(Dataset items)
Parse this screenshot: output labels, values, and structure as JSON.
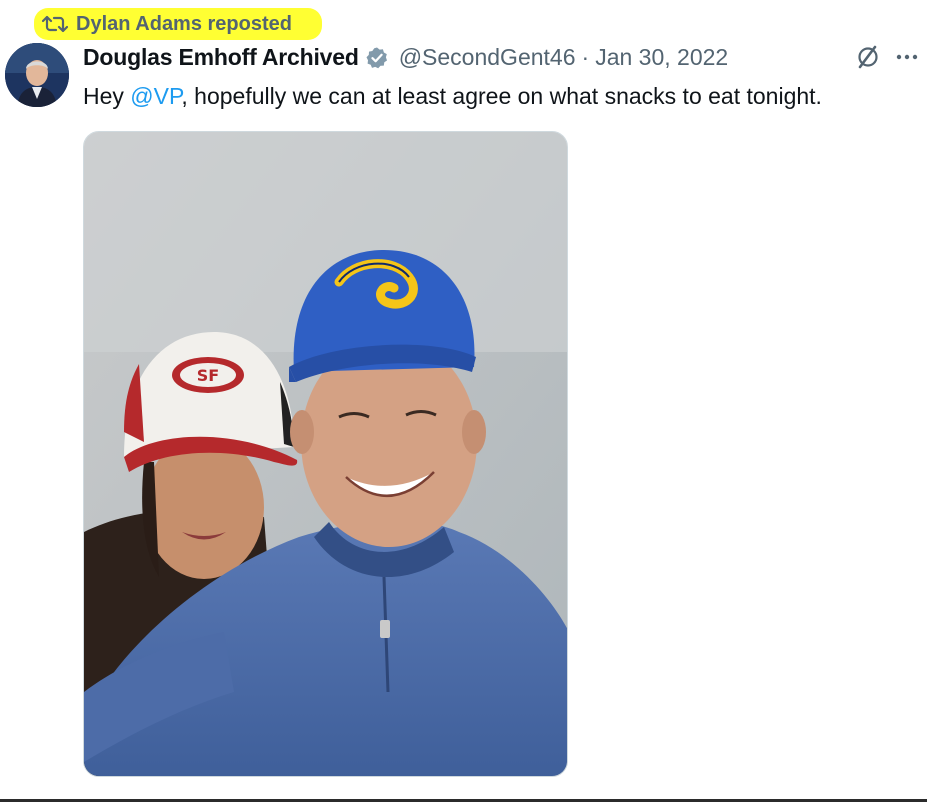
{
  "repost": {
    "icon": "repost-icon",
    "text": "Dylan Adams reposted",
    "highlight_color": "#ffff33"
  },
  "tweet": {
    "avatar_icon": "avatar",
    "display_name": "Douglas Emhoff Archived",
    "verified_icon": "verified-badge-icon",
    "verified_color": "#829aab",
    "handle": "@SecondGent46",
    "separator": "·",
    "date": "Jan 30, 2022",
    "text_before": "Hey ",
    "mention": "@VP",
    "text_after": ", hopefully we can at least agree on what snacks to eat tonight.",
    "mention_color": "#1d9bf0",
    "media_icon": "selfie-photo"
  },
  "actions": {
    "grok_icon": "grok-icon",
    "more_icon": "more-icon"
  }
}
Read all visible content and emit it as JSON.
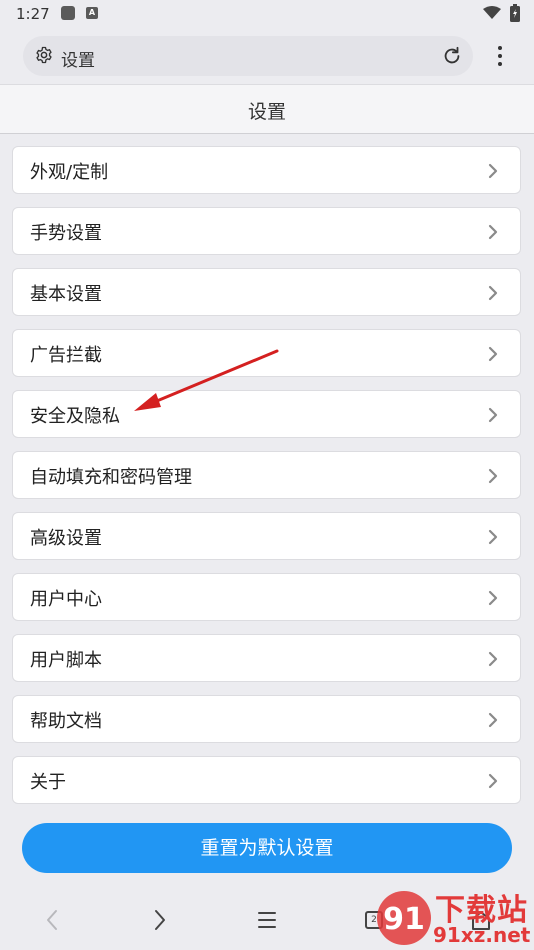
{
  "status_bar": {
    "time": "1:27",
    "a_icon": "A"
  },
  "url_bar": {
    "text": "设置"
  },
  "header": {
    "title": "设置"
  },
  "menu_items": [
    {
      "label": "外观/定制"
    },
    {
      "label": "手势设置"
    },
    {
      "label": "基本设置"
    },
    {
      "label": "广告拦截"
    },
    {
      "label": "安全及隐私"
    },
    {
      "label": "自动填充和密码管理"
    },
    {
      "label": "高级设置"
    },
    {
      "label": "用户中心"
    },
    {
      "label": "用户脚本"
    },
    {
      "label": "帮助文档"
    },
    {
      "label": "关于"
    }
  ],
  "reset_button": {
    "label": "重置为默认设置"
  },
  "nav": {
    "tab_count": "2"
  },
  "watermark": {
    "title": "下载站",
    "domain": "91xz.net",
    "logo": "91"
  },
  "colors": {
    "accent": "#2196f3",
    "arrow": "#d42020",
    "watermark": "#e23a3a"
  },
  "icons": [
    "gear-icon",
    "reload-icon",
    "more-menu-icon",
    "chevron-right-icon",
    "back-icon",
    "forward-icon",
    "menu-icon",
    "tabs-icon",
    "home-icon",
    "wifi-icon",
    "battery-icon"
  ]
}
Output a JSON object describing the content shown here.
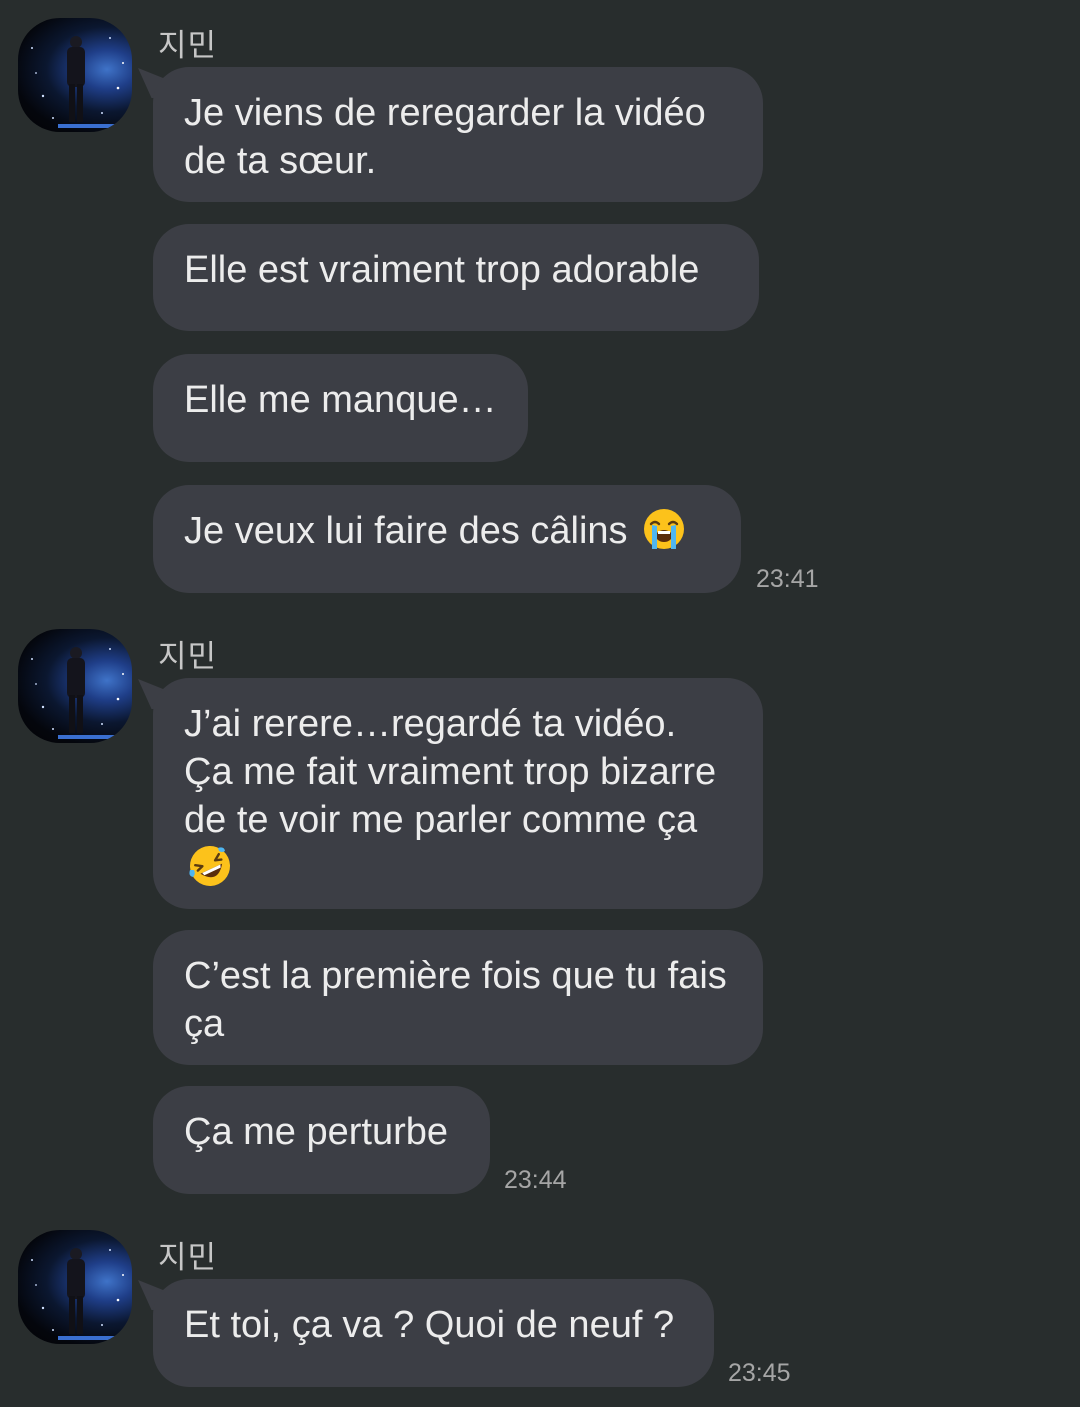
{
  "conversation": {
    "groups": [
      {
        "sender": "지민",
        "messages": [
          "Je viens de reregarder la vidéo de ta sœur.",
          "Elle est vraiment trop adorable",
          "Elle me manque…",
          "Je veux lui faire des câlins"
        ],
        "time": "23:41"
      },
      {
        "sender": "지민",
        "messages": [
          "J’ai rerere…regardé ta vidéo. Ça me fait vraiment trop bizarre de te voir me parler comme ça",
          "C’est la première fois que tu fais ça",
          "Ça me perturbe"
        ],
        "time": "23:44"
      },
      {
        "sender": "지민",
        "messages": [
          "Et toi, ça va ? Quoi de neuf ?"
        ],
        "time": "23:45"
      }
    ],
    "emojis": {
      "crying": "loudly-crying-face-icon",
      "laughing": "rolling-on-floor-laughing-icon"
    },
    "colors": {
      "background": "#282d2d",
      "bubble": "#3c3e45",
      "text": "#ececec",
      "timestamp": "#a6a6a6"
    }
  }
}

_SHORT PROBLEM_
Give only the number of lines in the entries above that hold the string "JSON".

_RESULT OF THE EXERCISE_
3